WHAT YOU HAVE TO DO: Select from the records below every line that has the word "Всего" in it.

SOURCE MATERIAL:
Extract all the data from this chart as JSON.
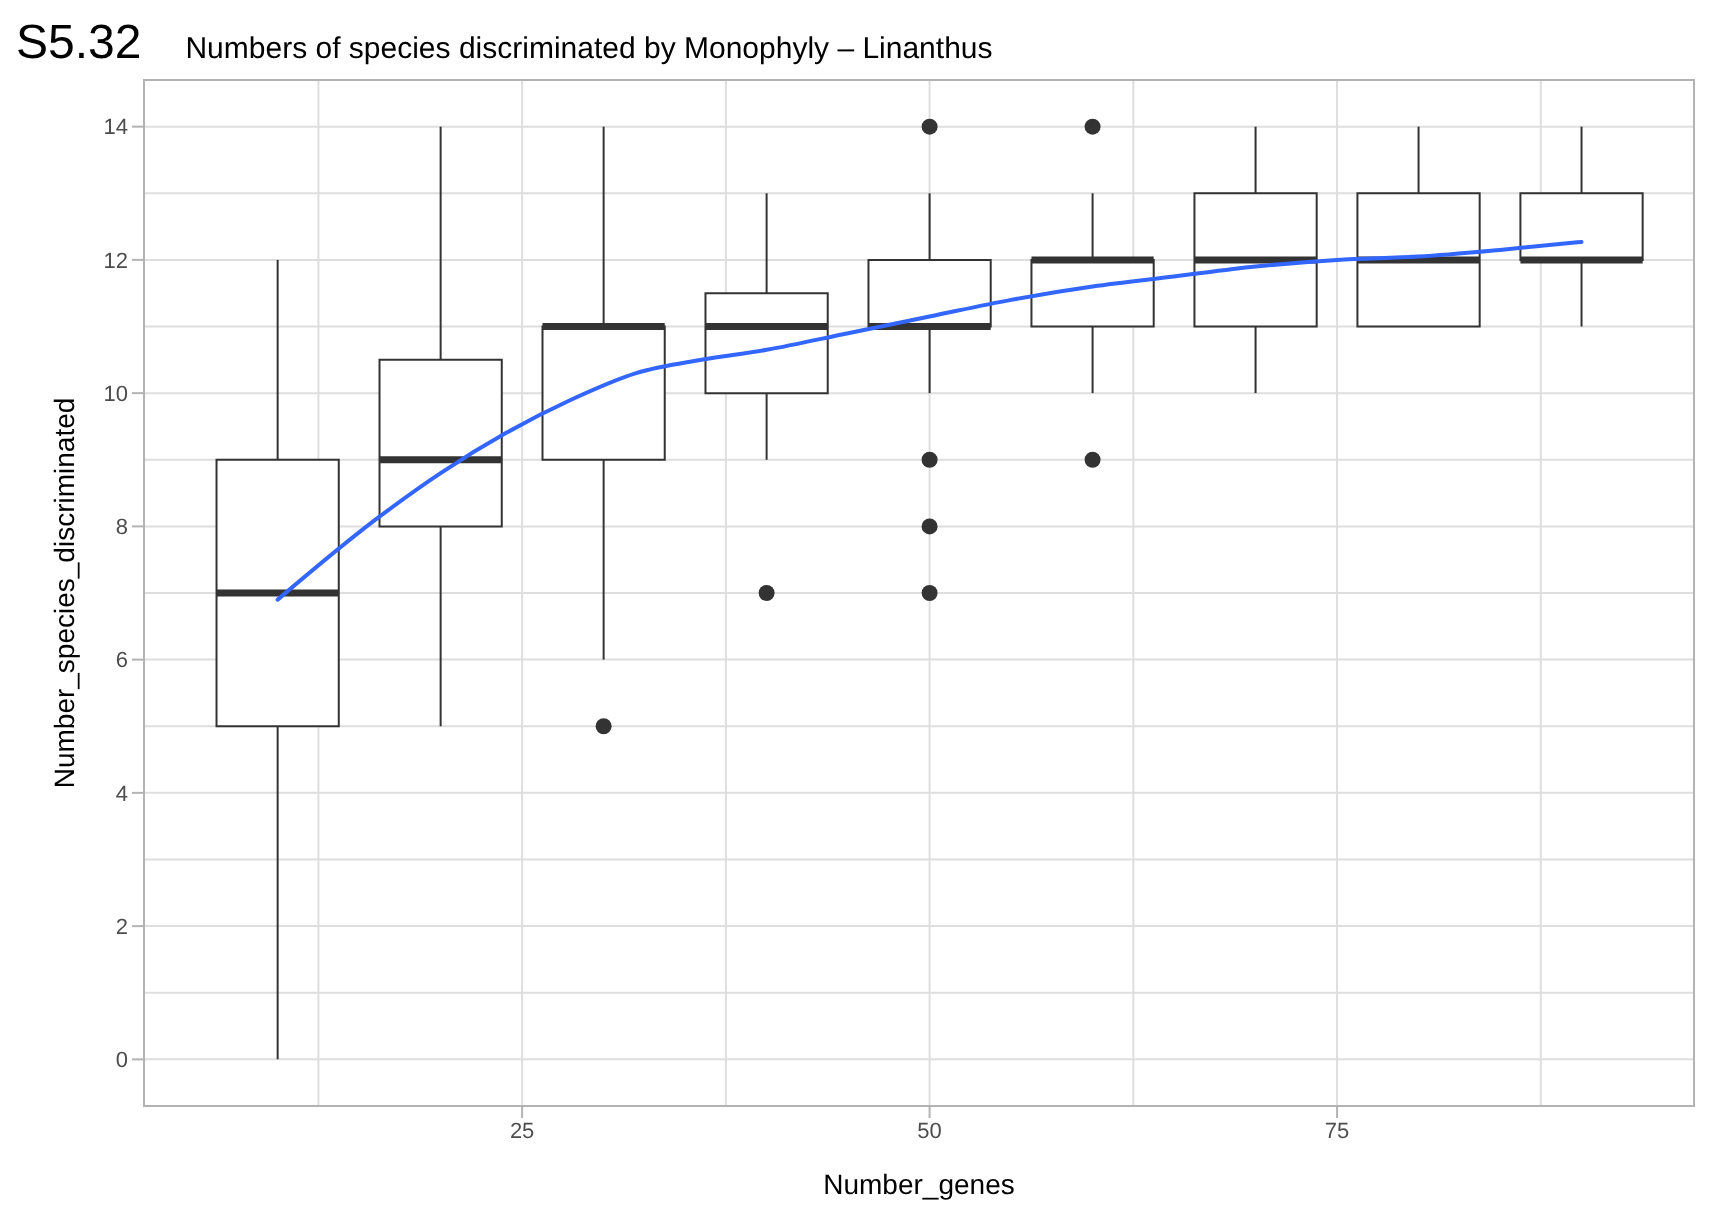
{
  "chart_data": {
    "type": "box",
    "title": "Numbers of species discriminated by Monophyly – Linanthus",
    "xlabel": "Number_genes",
    "ylabel": "Number_species_discriminated",
    "annotations": [
      "S5.32"
    ],
    "x": [
      10,
      20,
      30,
      40,
      50,
      60,
      70,
      80,
      90
    ],
    "xlim": [
      1.8,
      96.9
    ],
    "xticks": [
      25,
      50,
      75
    ],
    "ylim": [
      -0.7,
      14.7
    ],
    "yticks": [
      0,
      2,
      4,
      6,
      8,
      10,
      12,
      14
    ],
    "grid": true,
    "boxes": [
      {
        "low": 0,
        "q1": 5,
        "median": 7,
        "q3": 9,
        "high": 12
      },
      {
        "low": 5,
        "q1": 8,
        "median": 9,
        "q3": 10.5,
        "high": 14
      },
      {
        "low": 6,
        "q1": 9,
        "median": 11,
        "q3": 11,
        "high": 14,
        "outliers": [
          5
        ]
      },
      {
        "low": 9,
        "q1": 10,
        "median": 11,
        "q3": 11.5,
        "high": 13,
        "outliers": [
          7
        ]
      },
      {
        "low": 10,
        "q1": 11,
        "median": 11,
        "q3": 12,
        "high": 13,
        "outliers": [
          14,
          9,
          8,
          7
        ]
      },
      {
        "low": 10,
        "q1": 11,
        "median": 12,
        "q3": 12,
        "high": 13,
        "outliers": [
          14,
          9
        ]
      },
      {
        "low": 10,
        "q1": 11,
        "median": 12,
        "q3": 13,
        "high": 14
      },
      {
        "low": 11,
        "q1": 11,
        "median": 12,
        "q3": 13,
        "high": 14
      },
      {
        "low": 11,
        "q1": 12,
        "median": 12,
        "q3": 13,
        "high": 14
      }
    ],
    "series": [
      {
        "type": "line",
        "color": "#3366ff",
        "x": [
          10,
          16,
          20,
          24,
          28,
          32,
          36,
          40,
          45,
          50,
          55,
          60,
          65,
          70,
          75,
          80,
          85,
          90
        ],
        "values": [
          6.9,
          8.1,
          8.8,
          9.4,
          9.9,
          10.3,
          10.5,
          10.65,
          10.9,
          11.15,
          11.4,
          11.6,
          11.75,
          11.9,
          12.0,
          12.05,
          12.15,
          12.27
        ]
      }
    ]
  }
}
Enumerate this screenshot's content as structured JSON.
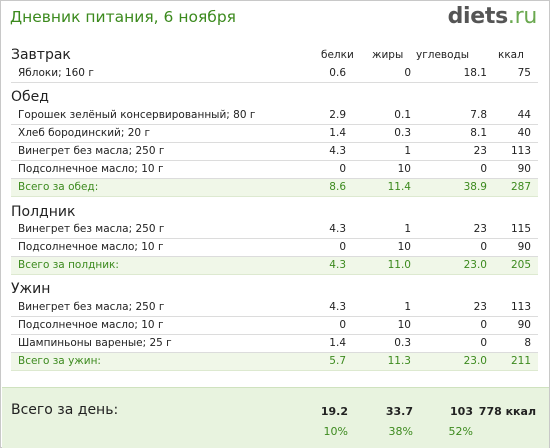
{
  "header": {
    "title": "Дневник питания, 6 ноября",
    "logo_main": "diets",
    "logo_tld": ".ru"
  },
  "columns": {
    "proteins": "белки",
    "fats": "жиры",
    "carbs": "углеводы",
    "kcal": "ккал"
  },
  "meals": [
    {
      "title": "Завтрак",
      "items": [
        {
          "name": "Яблоки; 160 г",
          "proteins": "0.6",
          "fats": "0",
          "carbs": "18.1",
          "kcal": "75"
        }
      ]
    },
    {
      "title": "Обед",
      "items": [
        {
          "name": "Горошек зелёный консервированный; 80 г",
          "proteins": "2.9",
          "fats": "0.1",
          "carbs": "7.8",
          "kcal": "44"
        },
        {
          "name": "Хлеб бородинский; 20 г",
          "proteins": "1.4",
          "fats": "0.3",
          "carbs": "8.1",
          "kcal": "40"
        },
        {
          "name": "Винегрет без масла; 250 г",
          "proteins": "4.3",
          "fats": "1",
          "carbs": "23",
          "kcal": "113"
        },
        {
          "name": "Подсолнечное масло; 10 г",
          "proteins": "0",
          "fats": "10",
          "carbs": "0",
          "kcal": "90"
        }
      ],
      "total": {
        "name": "Всего за обед:",
        "proteins": "8.6",
        "fats": "11.4",
        "carbs": "38.9",
        "kcal": "287"
      }
    },
    {
      "title": "Полдник",
      "items": [
        {
          "name": "Винегрет без масла; 250 г",
          "proteins": "4.3",
          "fats": "1",
          "carbs": "23",
          "kcal": "115"
        },
        {
          "name": "Подсолнечное масло; 10 г",
          "proteins": "0",
          "fats": "10",
          "carbs": "0",
          "kcal": "90"
        }
      ],
      "total": {
        "name": "Всего за полдник:",
        "proteins": "4.3",
        "fats": "11.0",
        "carbs": "23.0",
        "kcal": "205"
      }
    },
    {
      "title": "Ужин",
      "items": [
        {
          "name": "Винегрет без масла; 250 г",
          "proteins": "4.3",
          "fats": "1",
          "carbs": "23",
          "kcal": "113"
        },
        {
          "name": "Подсолнечное масло; 10 г",
          "proteins": "0",
          "fats": "10",
          "carbs": "0",
          "kcal": "90"
        },
        {
          "name": "Шампиньоны вареные; 25 г",
          "proteins": "1.4",
          "fats": "0.3",
          "carbs": "0",
          "kcal": "8"
        }
      ],
      "total": {
        "name": "Всего за ужин:",
        "proteins": "5.7",
        "fats": "11.3",
        "carbs": "23.0",
        "kcal": "211"
      }
    }
  ],
  "day_total": {
    "label": "Всего за день:",
    "proteins": "19.2",
    "fats": "33.7",
    "carbs": "103",
    "kcal": "778 ккал",
    "proteins_pct": "10%",
    "fats_pct": "38%",
    "carbs_pct": "52%"
  },
  "colors": {
    "accent_green": "#3c8a1e",
    "total_row_bg": "#f0f7e8",
    "day_panel_bg": "#e8f3df"
  }
}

ANSWER SPACE:
        "name": "Всего за обед:",
        "name": "Всего за полдник:",
        "name": "Всего за ужин:",
    "label": "Всего за день:",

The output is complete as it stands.